Direction: Scan the records for the word "Length". Copy each line that includes it.

(Data items)
** START **

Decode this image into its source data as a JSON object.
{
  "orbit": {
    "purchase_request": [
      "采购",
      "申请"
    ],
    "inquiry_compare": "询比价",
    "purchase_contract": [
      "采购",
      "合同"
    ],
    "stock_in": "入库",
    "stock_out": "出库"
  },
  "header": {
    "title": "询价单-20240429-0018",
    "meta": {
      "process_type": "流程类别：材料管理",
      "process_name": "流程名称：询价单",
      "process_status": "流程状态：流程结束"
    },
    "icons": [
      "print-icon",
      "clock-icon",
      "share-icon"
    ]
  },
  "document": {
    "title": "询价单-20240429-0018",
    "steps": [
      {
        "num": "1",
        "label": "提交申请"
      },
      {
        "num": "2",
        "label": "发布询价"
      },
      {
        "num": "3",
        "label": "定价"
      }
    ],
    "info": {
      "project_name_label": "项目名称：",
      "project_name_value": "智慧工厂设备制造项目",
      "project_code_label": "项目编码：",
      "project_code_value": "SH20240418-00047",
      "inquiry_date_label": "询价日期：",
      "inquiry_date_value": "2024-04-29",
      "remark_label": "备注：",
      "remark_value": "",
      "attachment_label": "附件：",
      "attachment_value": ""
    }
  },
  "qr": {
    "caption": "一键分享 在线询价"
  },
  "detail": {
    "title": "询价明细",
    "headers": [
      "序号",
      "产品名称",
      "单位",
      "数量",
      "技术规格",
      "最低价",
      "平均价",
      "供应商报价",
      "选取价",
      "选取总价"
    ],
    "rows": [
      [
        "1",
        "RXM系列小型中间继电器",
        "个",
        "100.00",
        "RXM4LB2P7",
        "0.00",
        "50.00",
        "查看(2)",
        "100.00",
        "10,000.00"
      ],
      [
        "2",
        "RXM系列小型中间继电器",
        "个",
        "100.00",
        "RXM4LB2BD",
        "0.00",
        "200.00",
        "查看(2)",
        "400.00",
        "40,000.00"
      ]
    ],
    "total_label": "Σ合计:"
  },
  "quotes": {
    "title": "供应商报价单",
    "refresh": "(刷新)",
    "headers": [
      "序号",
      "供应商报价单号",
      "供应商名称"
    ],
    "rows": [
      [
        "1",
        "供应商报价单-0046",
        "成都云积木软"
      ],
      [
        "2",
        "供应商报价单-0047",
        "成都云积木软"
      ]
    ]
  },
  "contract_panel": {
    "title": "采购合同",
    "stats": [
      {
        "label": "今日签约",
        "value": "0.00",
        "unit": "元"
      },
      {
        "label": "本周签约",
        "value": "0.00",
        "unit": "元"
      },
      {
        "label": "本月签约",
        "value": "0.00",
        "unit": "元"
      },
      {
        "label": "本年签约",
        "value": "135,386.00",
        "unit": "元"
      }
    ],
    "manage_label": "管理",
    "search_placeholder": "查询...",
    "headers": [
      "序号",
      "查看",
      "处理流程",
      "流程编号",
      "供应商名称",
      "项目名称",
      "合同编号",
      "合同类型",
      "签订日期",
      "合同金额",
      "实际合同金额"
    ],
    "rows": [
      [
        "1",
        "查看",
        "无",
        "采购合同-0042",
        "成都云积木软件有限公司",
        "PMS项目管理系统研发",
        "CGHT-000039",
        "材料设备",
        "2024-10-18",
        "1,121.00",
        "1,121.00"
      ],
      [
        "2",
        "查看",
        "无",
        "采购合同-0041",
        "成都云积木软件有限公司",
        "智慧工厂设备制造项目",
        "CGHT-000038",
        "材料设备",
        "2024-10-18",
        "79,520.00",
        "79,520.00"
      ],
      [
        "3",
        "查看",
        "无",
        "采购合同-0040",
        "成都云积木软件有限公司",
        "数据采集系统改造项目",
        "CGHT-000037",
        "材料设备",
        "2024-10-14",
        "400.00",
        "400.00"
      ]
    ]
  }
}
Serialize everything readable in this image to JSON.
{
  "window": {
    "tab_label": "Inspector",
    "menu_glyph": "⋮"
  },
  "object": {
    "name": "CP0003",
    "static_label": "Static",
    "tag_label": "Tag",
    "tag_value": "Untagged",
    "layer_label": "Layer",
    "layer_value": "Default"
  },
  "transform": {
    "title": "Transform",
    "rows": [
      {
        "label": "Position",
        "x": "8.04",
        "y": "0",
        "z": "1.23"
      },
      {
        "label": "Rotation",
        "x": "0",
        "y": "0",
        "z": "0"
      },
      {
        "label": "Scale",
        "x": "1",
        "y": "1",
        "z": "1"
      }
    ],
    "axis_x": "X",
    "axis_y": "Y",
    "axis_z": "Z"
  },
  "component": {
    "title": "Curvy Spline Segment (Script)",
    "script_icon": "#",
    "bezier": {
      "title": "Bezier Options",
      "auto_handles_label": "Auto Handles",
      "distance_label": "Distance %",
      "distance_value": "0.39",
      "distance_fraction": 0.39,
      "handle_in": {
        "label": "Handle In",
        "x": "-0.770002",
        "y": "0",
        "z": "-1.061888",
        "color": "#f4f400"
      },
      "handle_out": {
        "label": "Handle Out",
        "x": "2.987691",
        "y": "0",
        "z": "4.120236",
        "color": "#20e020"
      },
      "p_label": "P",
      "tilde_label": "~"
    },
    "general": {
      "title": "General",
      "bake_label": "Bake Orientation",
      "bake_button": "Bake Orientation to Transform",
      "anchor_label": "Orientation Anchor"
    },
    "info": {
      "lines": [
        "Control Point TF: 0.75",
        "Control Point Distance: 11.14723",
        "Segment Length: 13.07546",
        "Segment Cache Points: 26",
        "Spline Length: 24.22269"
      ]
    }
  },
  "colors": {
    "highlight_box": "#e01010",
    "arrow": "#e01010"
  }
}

** END **

Output:
        "Segment Length: 13.07546",
        "Spline Length: 24.22269"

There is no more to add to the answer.